■ **What is needed**: Transcribe the full listing exactly, and drop every picture.

(Entries from a dataset)
- - -
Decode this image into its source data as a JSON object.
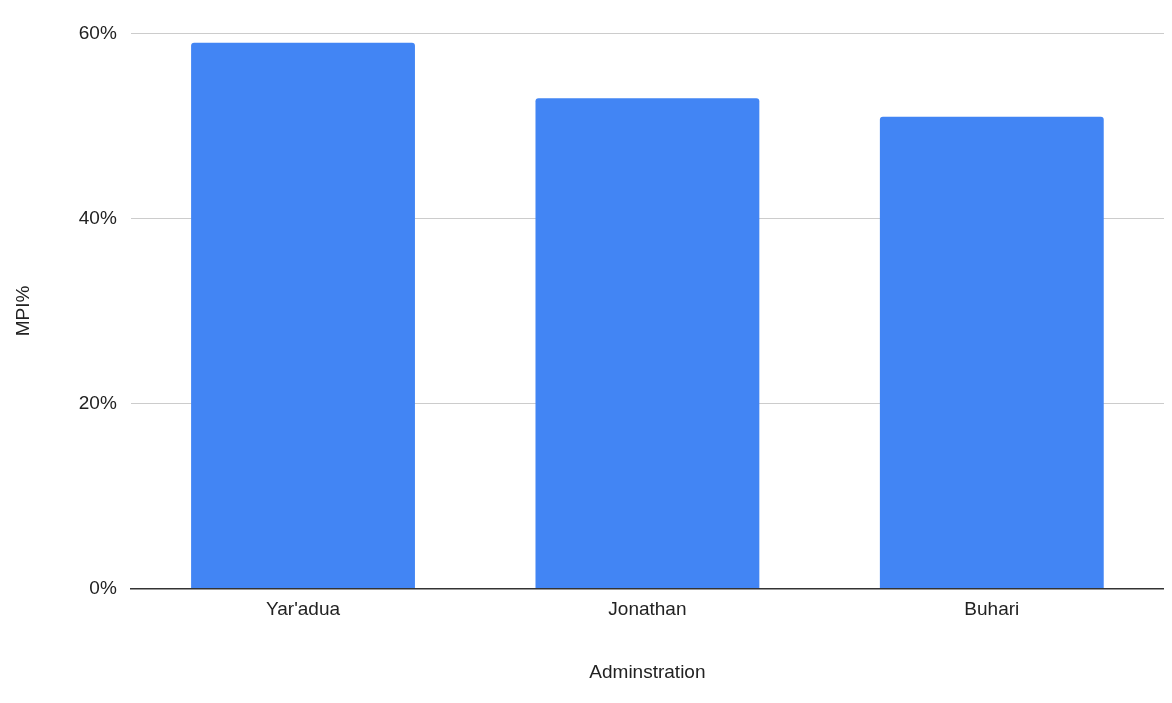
{
  "chart_data": {
    "type": "bar",
    "xlabel": "Adminstration",
    "ylabel": "MPI%",
    "categories": [
      "Yar'adua",
      "Jonathan",
      "Buhari"
    ],
    "values": [
      59,
      53,
      51
    ],
    "color": "#4285f4",
    "ylim": [
      0,
      60
    ],
    "yticks": [
      {
        "value": 0,
        "label": "0%"
      },
      {
        "value": 20,
        "label": "20%"
      },
      {
        "value": 40,
        "label": "40%"
      },
      {
        "value": 60,
        "label": "60%"
      }
    ],
    "grid": "y",
    "legend": false
  }
}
- - -
■ **Completed task**:
Decode this image into its source data as a JSON object.
{
  "chart_data": {
    "type": "bar",
    "xlabel": "Adminstration",
    "ylabel": "MPI%",
    "categories": [
      "Yar'adua",
      "Jonathan",
      "Buhari"
    ],
    "values": [
      59,
      53,
      51
    ],
    "color": "#4285f4",
    "ylim": [
      0,
      60
    ],
    "yticks": [
      {
        "value": 0,
        "label": "0%"
      },
      {
        "value": 20,
        "label": "20%"
      },
      {
        "value": 40,
        "label": "40%"
      },
      {
        "value": 60,
        "label": "60%"
      }
    ],
    "grid": "y",
    "legend": false
  }
}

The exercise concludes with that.